Text under study -
Have you hear about Mount Krakatoa?
Yeah, it’s one of Volcano Mountain in my country, which had a huge erupted in 1883. Krakatoa is thought to have wiped out all life on three of the four Krakatoa islands.
A survey 13 years later, in 1896, revealed a Spathoglottis plicata to be one of three orchids among the pioneers to re-colonize the bare ground, together with Cymbidium, and Arundina. By 1906, Spathoglottis was recorded as being common on the islands. It is thought that the tiny seeds were easily blown across the 40-km (30 mile) stretch of water between these islands and Java. And now, Spathoglottis plicata has common plant cultivation in my city. In Bandung, the city where I take lesson here, there are many.
And talking about Spathoglottis, this genus having 40 species, confirmed to habitats in south-east Asia and Australia. Spatoglottis are reliable as garden plants when grown in tropical to subtropical climates in position of semi-shade or full sun. And one of the species of this genus is locally rare and restricted, due to the loss of its habitats in Borneo or Kalimantan Island, Indonesia (Rare in the Red List of 1997). Land has been claimed for farming and for development from both lowland forest and lower mountain forest at elevation of 100-1.800m. This treated species name is Spathoglottis confusa. I don’t know it conservation progress now, is it still survives, or become endanger in Red List. I don’t know what government has done to conserve this species.

Information given -
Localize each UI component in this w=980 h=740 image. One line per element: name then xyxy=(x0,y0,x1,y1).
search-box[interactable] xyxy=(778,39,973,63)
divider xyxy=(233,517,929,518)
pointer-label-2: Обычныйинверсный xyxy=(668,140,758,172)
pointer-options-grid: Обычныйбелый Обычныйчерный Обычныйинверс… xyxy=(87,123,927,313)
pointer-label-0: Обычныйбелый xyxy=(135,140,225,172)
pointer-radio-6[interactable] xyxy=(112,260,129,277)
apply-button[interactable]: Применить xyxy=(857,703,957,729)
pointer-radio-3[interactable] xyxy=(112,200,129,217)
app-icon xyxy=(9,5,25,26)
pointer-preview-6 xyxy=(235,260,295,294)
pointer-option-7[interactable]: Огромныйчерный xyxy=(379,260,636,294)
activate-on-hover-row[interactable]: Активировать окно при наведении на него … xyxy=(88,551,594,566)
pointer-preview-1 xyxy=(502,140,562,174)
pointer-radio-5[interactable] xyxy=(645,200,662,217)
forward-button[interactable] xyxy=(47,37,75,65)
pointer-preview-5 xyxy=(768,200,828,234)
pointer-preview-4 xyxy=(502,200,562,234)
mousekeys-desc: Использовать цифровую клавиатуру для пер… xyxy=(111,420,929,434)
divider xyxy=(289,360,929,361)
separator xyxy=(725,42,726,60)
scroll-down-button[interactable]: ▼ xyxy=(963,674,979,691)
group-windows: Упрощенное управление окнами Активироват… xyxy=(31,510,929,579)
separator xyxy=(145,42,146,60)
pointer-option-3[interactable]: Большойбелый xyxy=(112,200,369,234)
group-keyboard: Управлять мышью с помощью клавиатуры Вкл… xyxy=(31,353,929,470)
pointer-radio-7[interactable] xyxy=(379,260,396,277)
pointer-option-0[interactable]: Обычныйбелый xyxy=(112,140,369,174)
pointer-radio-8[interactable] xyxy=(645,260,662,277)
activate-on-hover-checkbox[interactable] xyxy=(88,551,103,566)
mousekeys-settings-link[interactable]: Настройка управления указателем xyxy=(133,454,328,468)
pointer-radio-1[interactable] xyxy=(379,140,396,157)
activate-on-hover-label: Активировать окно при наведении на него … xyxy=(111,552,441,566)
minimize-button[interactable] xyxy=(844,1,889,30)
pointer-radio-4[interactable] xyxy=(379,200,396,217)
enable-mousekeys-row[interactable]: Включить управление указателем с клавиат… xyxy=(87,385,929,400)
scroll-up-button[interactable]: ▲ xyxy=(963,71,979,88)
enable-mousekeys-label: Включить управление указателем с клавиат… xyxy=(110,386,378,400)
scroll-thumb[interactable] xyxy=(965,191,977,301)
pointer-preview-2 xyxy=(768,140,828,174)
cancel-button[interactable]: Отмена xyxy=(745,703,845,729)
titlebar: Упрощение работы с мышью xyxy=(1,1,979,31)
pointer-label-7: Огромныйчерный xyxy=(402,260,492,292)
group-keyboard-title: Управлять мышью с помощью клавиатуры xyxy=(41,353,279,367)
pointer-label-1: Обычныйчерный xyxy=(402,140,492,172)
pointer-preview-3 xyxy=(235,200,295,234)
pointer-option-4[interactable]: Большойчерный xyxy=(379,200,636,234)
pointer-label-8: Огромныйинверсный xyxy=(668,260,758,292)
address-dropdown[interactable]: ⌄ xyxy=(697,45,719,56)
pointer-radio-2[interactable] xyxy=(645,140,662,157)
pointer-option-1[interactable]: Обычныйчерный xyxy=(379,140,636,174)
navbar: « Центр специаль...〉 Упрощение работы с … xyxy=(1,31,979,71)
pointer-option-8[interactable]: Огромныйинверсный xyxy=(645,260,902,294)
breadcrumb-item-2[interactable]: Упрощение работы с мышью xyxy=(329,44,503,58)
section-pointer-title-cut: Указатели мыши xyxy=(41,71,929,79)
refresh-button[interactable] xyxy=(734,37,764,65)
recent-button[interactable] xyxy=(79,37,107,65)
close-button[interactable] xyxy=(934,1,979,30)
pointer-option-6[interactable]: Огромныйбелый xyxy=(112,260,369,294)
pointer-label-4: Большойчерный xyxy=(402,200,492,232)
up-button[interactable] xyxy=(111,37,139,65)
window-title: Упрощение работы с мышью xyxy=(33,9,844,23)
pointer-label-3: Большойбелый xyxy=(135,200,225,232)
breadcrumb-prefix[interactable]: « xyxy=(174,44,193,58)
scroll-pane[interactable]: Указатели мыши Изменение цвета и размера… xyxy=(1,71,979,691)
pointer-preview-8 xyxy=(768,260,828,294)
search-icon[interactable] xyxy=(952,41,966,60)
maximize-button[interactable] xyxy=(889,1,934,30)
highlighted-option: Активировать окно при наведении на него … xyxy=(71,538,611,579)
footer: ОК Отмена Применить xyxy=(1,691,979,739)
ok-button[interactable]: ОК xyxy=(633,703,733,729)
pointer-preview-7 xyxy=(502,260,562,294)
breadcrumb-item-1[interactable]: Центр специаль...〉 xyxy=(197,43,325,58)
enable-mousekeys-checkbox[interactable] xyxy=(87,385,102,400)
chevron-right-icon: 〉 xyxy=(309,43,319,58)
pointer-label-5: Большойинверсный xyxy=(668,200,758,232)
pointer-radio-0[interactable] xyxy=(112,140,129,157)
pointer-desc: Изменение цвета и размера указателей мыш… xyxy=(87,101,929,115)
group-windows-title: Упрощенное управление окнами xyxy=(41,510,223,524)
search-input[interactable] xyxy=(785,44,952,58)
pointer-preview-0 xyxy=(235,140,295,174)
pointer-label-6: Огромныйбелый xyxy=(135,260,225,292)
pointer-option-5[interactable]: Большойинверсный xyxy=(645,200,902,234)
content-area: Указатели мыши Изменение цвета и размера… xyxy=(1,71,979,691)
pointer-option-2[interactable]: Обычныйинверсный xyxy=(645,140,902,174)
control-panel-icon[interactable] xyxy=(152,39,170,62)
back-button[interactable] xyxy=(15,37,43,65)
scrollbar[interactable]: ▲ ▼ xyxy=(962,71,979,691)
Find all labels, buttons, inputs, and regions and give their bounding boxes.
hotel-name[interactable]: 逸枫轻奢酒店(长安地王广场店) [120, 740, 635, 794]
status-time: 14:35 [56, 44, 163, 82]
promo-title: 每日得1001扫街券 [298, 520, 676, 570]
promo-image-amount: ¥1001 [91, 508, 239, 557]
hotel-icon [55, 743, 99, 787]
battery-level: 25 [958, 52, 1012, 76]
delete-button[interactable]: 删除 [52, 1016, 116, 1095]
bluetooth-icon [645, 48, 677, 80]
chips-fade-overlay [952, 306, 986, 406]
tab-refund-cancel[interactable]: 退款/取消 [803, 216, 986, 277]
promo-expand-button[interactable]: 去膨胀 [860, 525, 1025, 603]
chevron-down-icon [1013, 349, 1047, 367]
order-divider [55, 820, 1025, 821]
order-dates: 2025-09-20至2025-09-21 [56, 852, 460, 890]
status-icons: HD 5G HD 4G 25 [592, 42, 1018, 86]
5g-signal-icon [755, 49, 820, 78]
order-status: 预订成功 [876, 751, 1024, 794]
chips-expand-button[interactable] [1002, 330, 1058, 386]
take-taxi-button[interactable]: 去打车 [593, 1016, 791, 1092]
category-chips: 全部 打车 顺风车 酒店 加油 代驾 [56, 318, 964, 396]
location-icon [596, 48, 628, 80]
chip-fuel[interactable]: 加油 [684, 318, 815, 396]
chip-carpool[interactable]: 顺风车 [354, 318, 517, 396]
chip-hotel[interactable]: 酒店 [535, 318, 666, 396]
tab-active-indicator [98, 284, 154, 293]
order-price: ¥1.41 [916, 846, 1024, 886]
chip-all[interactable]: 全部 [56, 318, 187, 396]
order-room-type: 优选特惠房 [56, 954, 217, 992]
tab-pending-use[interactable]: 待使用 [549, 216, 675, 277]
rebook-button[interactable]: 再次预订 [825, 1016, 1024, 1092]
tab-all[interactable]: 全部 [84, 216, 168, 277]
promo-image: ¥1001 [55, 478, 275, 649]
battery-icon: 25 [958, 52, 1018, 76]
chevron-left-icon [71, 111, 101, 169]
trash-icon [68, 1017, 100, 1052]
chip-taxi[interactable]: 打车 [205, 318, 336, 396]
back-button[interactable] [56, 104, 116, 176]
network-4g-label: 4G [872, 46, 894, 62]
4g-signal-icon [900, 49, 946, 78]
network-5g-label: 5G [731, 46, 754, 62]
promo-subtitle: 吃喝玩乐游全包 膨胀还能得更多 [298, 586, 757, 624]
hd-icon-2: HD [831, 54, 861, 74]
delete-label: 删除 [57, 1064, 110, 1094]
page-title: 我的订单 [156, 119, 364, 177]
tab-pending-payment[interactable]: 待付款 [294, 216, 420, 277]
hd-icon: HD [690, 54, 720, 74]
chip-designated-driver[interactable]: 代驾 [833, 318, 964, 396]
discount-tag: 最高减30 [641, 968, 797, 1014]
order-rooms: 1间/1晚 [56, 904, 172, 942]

Questions on the material -
1 – Repeat the Krakatoa passage, starting at "Yeah, it’s one" and ending at "four Krakatoa islands.", swapping "huge" for "massive".
2 – Translate this sentence from the Krakatoa passage into Spanish: "By 1906, Spathoglottis was recorded as being common on the islands."
3 – Decide whether each statement agrees with the Krakatoa passage. Answer yes or no and quote the words that settle it.
(a) The 1896 survey found Spathoglottis plicata among the first orchids to re-colonize the islands.
(b) The genus Spathoglottis has 60 species.
(c) Spathoglottis confusa was listed as Endangered in the Red List of 1997.

Activity answers -
1 –
Yeah, it’s one of Volcano Mountain in my country, which had a massive erupted in 1883. Krakatoa is thought to have wiped out all life on three of the four Krakatoa islands.

2 – Para 1906, se registró que Spathoglottis era común en las islas.

3 –
(a) Yes: "revealed a Spathoglottis plicata to be one of three orchids among the pioneers to re-colonize the bare ground"
(b) No: "this genus having 40 species"
(c) No: "Rare in the Red List of 1997"